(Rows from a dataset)
▼
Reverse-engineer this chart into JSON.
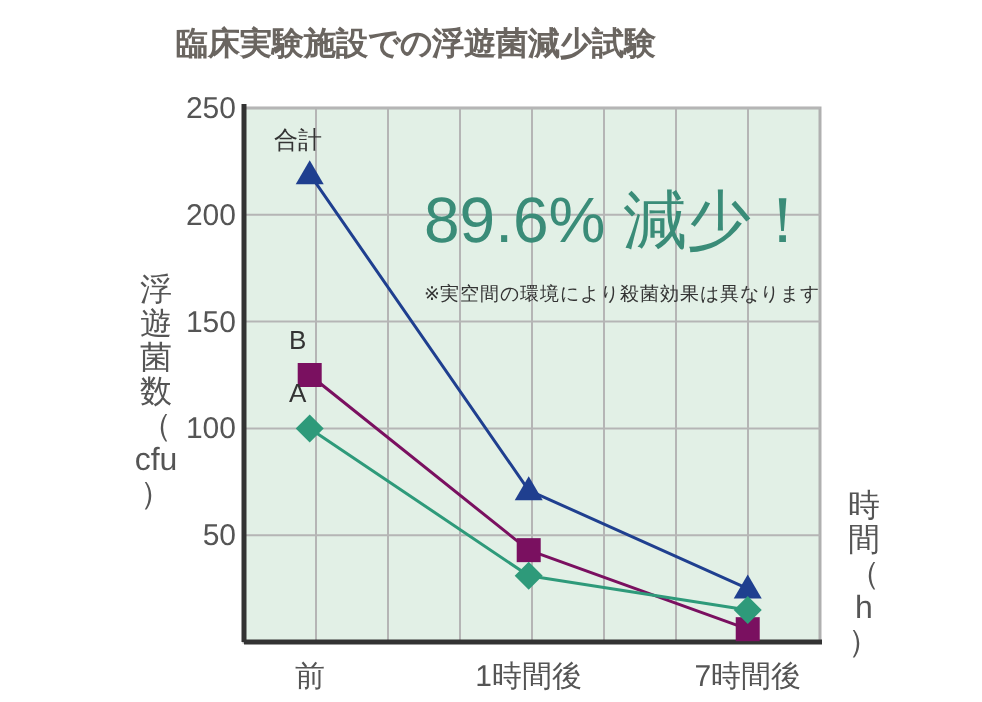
{
  "chart_data": {
    "type": "line",
    "title": "臨床実験施設での浮遊菌減少試験",
    "xlabel": "時間（h）",
    "ylabel": "浮遊菌数（cfu）",
    "categories": [
      "前",
      "1時間後",
      "7時間後"
    ],
    "series": [
      {
        "name": "合計",
        "color": "#1f3f8f",
        "marker": "triangle",
        "values": [
          219,
          71,
          25
        ]
      },
      {
        "name": "B",
        "color": "#7a1060",
        "marker": "square",
        "values": [
          125,
          43,
          6
        ]
      },
      {
        "name": "A",
        "color": "#2e9a7a",
        "marker": "diamond",
        "values": [
          100,
          31,
          15
        ]
      }
    ],
    "ylim": [
      0,
      250
    ],
    "yticks": [
      50,
      100,
      150,
      200,
      250
    ],
    "grid": true,
    "annotations": [
      "89.6% 減少！",
      "※実空間の環境により殺菌効果は異なります"
    ]
  }
}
▲
Written exercise. Reproduce all of the data exactly; the pictures do not belong in the copy.

Task answer.
Reverse-engineer this chart into JSON.
{
  "chart_data": {
    "type": "line",
    "title": "臨床実験施設での浮遊菌減少試験",
    "xlabel": "時間（h）",
    "ylabel": "浮遊菌数（cfu）",
    "categories": [
      "前",
      "1時間後",
      "7時間後"
    ],
    "series": [
      {
        "name": "合計",
        "color": "#1f3f8f",
        "marker": "triangle",
        "values": [
          219,
          71,
          25
        ]
      },
      {
        "name": "B",
        "color": "#7a1060",
        "marker": "square",
        "values": [
          125,
          43,
          6
        ]
      },
      {
        "name": "A",
        "color": "#2e9a7a",
        "marker": "diamond",
        "values": [
          100,
          31,
          15
        ]
      }
    ],
    "ylim": [
      0,
      250
    ],
    "yticks": [
      50,
      100,
      150,
      200,
      250
    ],
    "grid": true,
    "annotations": [
      "89.6% 減少！",
      "※実空間の環境により殺菌効果は異なります"
    ]
  }
}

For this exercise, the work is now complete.